Make an exact copy of the lines below.
## begin Dataset entries
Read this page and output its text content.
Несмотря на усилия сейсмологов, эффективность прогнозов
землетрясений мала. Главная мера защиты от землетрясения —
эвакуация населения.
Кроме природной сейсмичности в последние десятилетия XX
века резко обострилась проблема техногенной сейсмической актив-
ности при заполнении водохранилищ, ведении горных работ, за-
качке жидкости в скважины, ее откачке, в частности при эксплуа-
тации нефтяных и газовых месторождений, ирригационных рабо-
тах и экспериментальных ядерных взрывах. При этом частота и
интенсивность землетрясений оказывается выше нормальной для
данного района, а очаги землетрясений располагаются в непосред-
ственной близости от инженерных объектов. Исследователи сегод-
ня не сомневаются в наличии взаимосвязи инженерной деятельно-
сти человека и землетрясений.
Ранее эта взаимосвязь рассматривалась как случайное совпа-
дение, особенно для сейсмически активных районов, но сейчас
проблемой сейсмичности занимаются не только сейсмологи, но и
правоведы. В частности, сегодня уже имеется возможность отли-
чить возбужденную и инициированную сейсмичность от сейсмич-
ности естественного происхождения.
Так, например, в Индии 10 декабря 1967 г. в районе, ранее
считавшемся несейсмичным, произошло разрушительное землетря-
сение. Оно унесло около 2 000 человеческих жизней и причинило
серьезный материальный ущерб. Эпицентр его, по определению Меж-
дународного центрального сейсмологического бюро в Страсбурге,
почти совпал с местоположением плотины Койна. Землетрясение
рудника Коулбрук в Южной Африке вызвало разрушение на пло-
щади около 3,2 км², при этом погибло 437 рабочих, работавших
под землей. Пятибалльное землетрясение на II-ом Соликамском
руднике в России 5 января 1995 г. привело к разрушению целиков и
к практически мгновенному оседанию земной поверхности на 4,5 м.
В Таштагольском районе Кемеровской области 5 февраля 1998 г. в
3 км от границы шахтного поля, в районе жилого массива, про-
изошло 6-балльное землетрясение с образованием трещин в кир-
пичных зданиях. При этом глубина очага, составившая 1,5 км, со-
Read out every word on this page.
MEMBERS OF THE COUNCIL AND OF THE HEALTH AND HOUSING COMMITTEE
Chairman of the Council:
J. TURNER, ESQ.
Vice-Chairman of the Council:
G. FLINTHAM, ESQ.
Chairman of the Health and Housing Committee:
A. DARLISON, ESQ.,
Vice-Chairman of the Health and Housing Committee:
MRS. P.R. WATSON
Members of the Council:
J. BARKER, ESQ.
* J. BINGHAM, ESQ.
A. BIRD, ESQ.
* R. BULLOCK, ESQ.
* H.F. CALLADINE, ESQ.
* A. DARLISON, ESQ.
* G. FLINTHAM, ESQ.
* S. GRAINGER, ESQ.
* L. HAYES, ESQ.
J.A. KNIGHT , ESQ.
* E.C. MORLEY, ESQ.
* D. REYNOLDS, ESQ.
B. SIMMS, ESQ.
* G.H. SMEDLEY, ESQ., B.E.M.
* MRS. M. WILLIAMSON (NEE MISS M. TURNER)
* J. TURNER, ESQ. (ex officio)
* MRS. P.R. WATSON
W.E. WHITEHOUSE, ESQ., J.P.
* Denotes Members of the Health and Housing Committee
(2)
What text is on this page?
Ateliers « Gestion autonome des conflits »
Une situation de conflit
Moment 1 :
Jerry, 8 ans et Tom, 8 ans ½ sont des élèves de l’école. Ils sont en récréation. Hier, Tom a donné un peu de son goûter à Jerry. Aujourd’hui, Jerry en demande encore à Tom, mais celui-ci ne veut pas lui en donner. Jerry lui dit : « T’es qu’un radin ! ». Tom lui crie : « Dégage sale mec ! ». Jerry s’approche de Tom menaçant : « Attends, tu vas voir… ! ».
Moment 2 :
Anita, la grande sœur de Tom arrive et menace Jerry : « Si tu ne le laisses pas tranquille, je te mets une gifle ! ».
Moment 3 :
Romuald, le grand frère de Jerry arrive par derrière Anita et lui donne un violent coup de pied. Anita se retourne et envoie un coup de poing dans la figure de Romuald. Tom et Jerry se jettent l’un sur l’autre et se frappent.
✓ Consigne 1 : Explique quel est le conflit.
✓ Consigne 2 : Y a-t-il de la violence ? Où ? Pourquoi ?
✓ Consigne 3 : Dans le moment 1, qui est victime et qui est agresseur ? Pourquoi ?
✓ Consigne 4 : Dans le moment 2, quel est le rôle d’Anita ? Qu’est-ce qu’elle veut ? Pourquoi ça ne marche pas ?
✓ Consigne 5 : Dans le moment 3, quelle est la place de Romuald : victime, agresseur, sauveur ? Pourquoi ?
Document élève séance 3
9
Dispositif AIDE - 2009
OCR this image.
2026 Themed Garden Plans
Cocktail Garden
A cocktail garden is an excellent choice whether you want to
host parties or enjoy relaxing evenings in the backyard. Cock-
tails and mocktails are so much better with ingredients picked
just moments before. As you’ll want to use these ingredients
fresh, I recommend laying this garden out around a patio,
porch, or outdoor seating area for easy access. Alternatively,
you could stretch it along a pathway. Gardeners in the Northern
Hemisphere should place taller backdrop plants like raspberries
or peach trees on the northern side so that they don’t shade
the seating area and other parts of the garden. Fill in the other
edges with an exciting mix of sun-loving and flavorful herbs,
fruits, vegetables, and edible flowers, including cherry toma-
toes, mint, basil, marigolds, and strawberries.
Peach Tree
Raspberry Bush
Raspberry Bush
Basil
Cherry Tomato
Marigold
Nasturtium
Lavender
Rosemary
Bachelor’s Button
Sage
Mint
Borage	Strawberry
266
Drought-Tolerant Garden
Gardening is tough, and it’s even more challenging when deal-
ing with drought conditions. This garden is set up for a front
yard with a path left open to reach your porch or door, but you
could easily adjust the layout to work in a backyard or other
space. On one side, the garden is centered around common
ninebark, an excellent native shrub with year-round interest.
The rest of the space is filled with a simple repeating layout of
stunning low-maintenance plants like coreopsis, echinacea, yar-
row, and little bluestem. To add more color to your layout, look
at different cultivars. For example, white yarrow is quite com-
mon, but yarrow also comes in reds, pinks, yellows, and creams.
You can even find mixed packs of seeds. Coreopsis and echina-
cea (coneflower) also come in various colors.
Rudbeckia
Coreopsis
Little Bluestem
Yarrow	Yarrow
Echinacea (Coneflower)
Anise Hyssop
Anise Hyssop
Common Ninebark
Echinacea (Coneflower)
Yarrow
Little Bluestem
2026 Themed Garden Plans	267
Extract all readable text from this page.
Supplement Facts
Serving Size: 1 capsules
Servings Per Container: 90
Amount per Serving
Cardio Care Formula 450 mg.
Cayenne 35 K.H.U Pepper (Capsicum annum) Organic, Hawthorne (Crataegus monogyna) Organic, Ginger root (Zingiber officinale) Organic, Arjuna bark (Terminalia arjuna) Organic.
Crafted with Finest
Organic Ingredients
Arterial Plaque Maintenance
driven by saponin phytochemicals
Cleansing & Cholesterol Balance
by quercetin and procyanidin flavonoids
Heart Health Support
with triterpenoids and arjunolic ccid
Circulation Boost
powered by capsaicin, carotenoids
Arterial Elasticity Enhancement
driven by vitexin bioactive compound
## end Dataset entries
# Solution
Read this page and output its text content.
Несмотря на усилия сейсмологов, эффективность прогнозов
землетрясений мала. Главная мера защиты от землетрясения —
эвакуация населения.
Кроме природной сейсмичности в последние десятилетия XX
века резко обострилась проблема техногенной сейсмической актив-
ности при заполнении водохранилищ, ведении горных работ, за-
качке жидкости в скважины, ее откачке, в частности при эксплуа-
тации нефтяных и газовых месторождений, ирригационных рабо-
тах и экспериментальных ядерных взрывах. При этом частота и
интенсивность землетрясений оказывается выше нормальной для
данного района, а очаги землетрясений располагаются в непосред-
ственной близости от инженерных объектов. Исследователи сегод-
ня не сомневаются в наличии взаимосвязи инженерной деятельно-
сти человека и землетрясений.
Ранее эта взаимосвязь рассматривалась как случайное совпа-
дение, особенно для сейсмически активных районов, но сейчас
проблемой сейсмичности занимаются не только сейсмологи, но и
правоведы. В частности, сегодня уже имеется возможность отли-
чить возбужденную и инициированную сейсмичность от сейсмич-
ности естественного происхождения.
Так, например, в Индии 10 декабря 1967 г. в районе, ранее
считавшемся несейсмичным, произошло разрушительное землетря-
сение. Оно унесло около 2 000 человеческих жизней и причинило
серьезный материальный ущерб. Эпицентр его, по определению Меж-
дународного центрального сейсмологического бюро в Страсбурге,
почти совпал с местоположением плотины Койна. Землетрясение
рудника Коулбрук в Южной Африке вызвало разрушение на пло-
щади около 3,2 км², при этом погибло 437 рабочих, работавших
под землей. Пятибалльное землетрясение на II-ом Соликамском
руднике в России 5 января 1995 г. привело к разрушению целиков и
к практически мгновенному оседанию земной поверхности на 4,5 м.
В Таштагольском районе Кемеровской области 5 февраля 1998 г. в
3 км от границы шахтного поля, в районе жилого массива, про-
изошло 6-балльное землетрясение с образованием трещин в кир-
пичных зданиях. При этом глубина очага, составившая 1,5 км, со-
Read out every word on this page.
MEMBERS OF THE COUNCIL AND OF THE HEALTH AND HOUSING COMMITTEE
Chairman of the Council:
J. TURNER, ESQ.
Vice-Chairman of the Council:
G. FLINTHAM, ESQ.
Chairman of the Health and Housing Committee:
A. DARLISON, ESQ.,
Vice-Chairman of the Health and Housing Committee:
MRS. P.R. WATSON
Members of the Council:
J. BARKER, ESQ.
* J. BINGHAM, ESQ.
A. BIRD, ESQ.
* R. BULLOCK, ESQ.
* H.F. CALLADINE, ESQ.
* A. DARLISON, ESQ.
* G. FLINTHAM, ESQ.
* S. GRAINGER, ESQ.
* L. HAYES, ESQ.
J.A. KNIGHT , ESQ.
* E.C. MORLEY, ESQ.
* D. REYNOLDS, ESQ.
B. SIMMS, ESQ.
* G.H. SMEDLEY, ESQ., B.E.M.
* MRS. M. WILLIAMSON (NEE MISS M. TURNER)
* J. TURNER, ESQ. (ex officio)
* MRS. P.R. WATSON
W.E. WHITEHOUSE, ESQ., J.P.
* Denotes Members of the Health and Housing Committee
(2)
What text is on this page?
Ateliers « Gestion autonome des conflits »
Une situation de conflit
Moment 1 :
Jerry, 8 ans et Tom, 8 ans ½ sont des élèves de l’école. Ils sont en récréation. Hier, Tom a donné un peu de son goûter à Jerry. Aujourd’hui, Jerry en demande encore à Tom, mais celui-ci ne veut pas lui en donner. Jerry lui dit : « T’es qu’un radin ! ». Tom lui crie : « Dégage sale mec ! ». Jerry s’approche de Tom menaçant : « Attends, tu vas voir… ! ».
Moment 2 :
Anita, la grande sœur de Tom arrive et menace Jerry : « Si tu ne le laisses pas tranquille, je te mets une gifle ! ».
Moment 3 :
Romuald, le grand frère de Jerry arrive par derrière Anita et lui donne un violent coup de pied. Anita se retourne et envoie un coup de poing dans la figure de Romuald. Tom et Jerry se jettent l’un sur l’autre et se frappent.
✓ Consigne 1 : Explique quel est le conflit.
✓ Consigne 2 : Y a-t-il de la violence ? Où ? Pourquoi ?
✓ Consigne 3 : Dans le moment 1, qui est victime et qui est agresseur ? Pourquoi ?
✓ Consigne 4 : Dans le moment 2, quel est le rôle d’Anita ? Qu’est-ce qu’elle veut ? Pourquoi ça ne marche pas ?
✓ Consigne 5 : Dans le moment 3, quelle est la place de Romuald : victime, agresseur, sauveur ? Pourquoi ?
Document élève séance 3
9
Dispositif AIDE - 2009
OCR this image.
2026 Themed Garden Plans
Cocktail Garden
A cocktail garden is an excellent choice whether you want to
host parties or enjoy relaxing evenings in the backyard. Cock-
tails and mocktails are so much better with ingredients picked
just moments before. As you’ll want to use these ingredients
fresh, I recommend laying this garden out around a patio,
porch, or outdoor seating area for easy access. Alternatively,
you could stretch it along a pathway. Gardeners in the Northern
Hemisphere should place taller backdrop plants like raspberries
or peach trees on the northern side so that they don’t shade
the seating area and other parts of the garden. Fill in the other
edges with an exciting mix of sun-loving and flavorful herbs,
fruits, vegetables, and edible flowers, including cherry toma-
toes, mint, basil, marigolds, and strawberries.
Peach Tree
Raspberry Bush
Raspberry Bush
Basil
Cherry Tomato
Marigold
Nasturtium
Lavender
Rosemary
Bachelor’s Button
Sage
Mint
Borage	Strawberry
266
Drought-Tolerant Garden
Gardening is tough, and it’s even more challenging when deal-
ing with drought conditions. This garden is set up for a front
yard with a path left open to reach your porch or door, but you
could easily adjust the layout to work in a backyard or other
space. On one side, the garden is centered around common
ninebark, an excellent native shrub with year-round interest.
The rest of the space is filled with a simple repeating layout of
stunning low-maintenance plants like coreopsis, echinacea, yar-
row, and little bluestem. To add more color to your layout, look
at different cultivars. For example, white yarrow is quite com-
mon, but yarrow also comes in reds, pinks, yellows, and creams.
You can even find mixed packs of seeds. Coreopsis and echina-
cea (coneflower) also come in various colors.
Rudbeckia
Coreopsis
Little Bluestem
Yarrow	Yarrow
Echinacea (Coneflower)
Anise Hyssop
Anise Hyssop
Common Ninebark
Echinacea (Coneflower)
Yarrow
Little Bluestem
2026 Themed Garden Plans	267
Extract all readable text from this page.
Supplement Facts
Serving Size: 1 capsules
Servings Per Container: 90
Amount per Serving
Cardio Care Formula 450 mg.
Cayenne 35 K.H.U Pepper (Capsicum annum) Organic, Hawthorne (Crataegus monogyna) Organic, Ginger root (Zingiber officinale) Organic, Arjuna bark (Terminalia arjuna) Organic.
Crafted with Finest
Organic Ingredients
Arterial Plaque Maintenance
driven by saponin phytochemicals
Cleansing & Cholesterol Balance
by quercetin and procyanidin flavonoids
Heart Health Support
with triterpenoids and arjunolic ccid
Circulation Boost
powered by capsaicin, carotenoids
Arterial Elasticity Enhancement
driven by vitexin bioactive compound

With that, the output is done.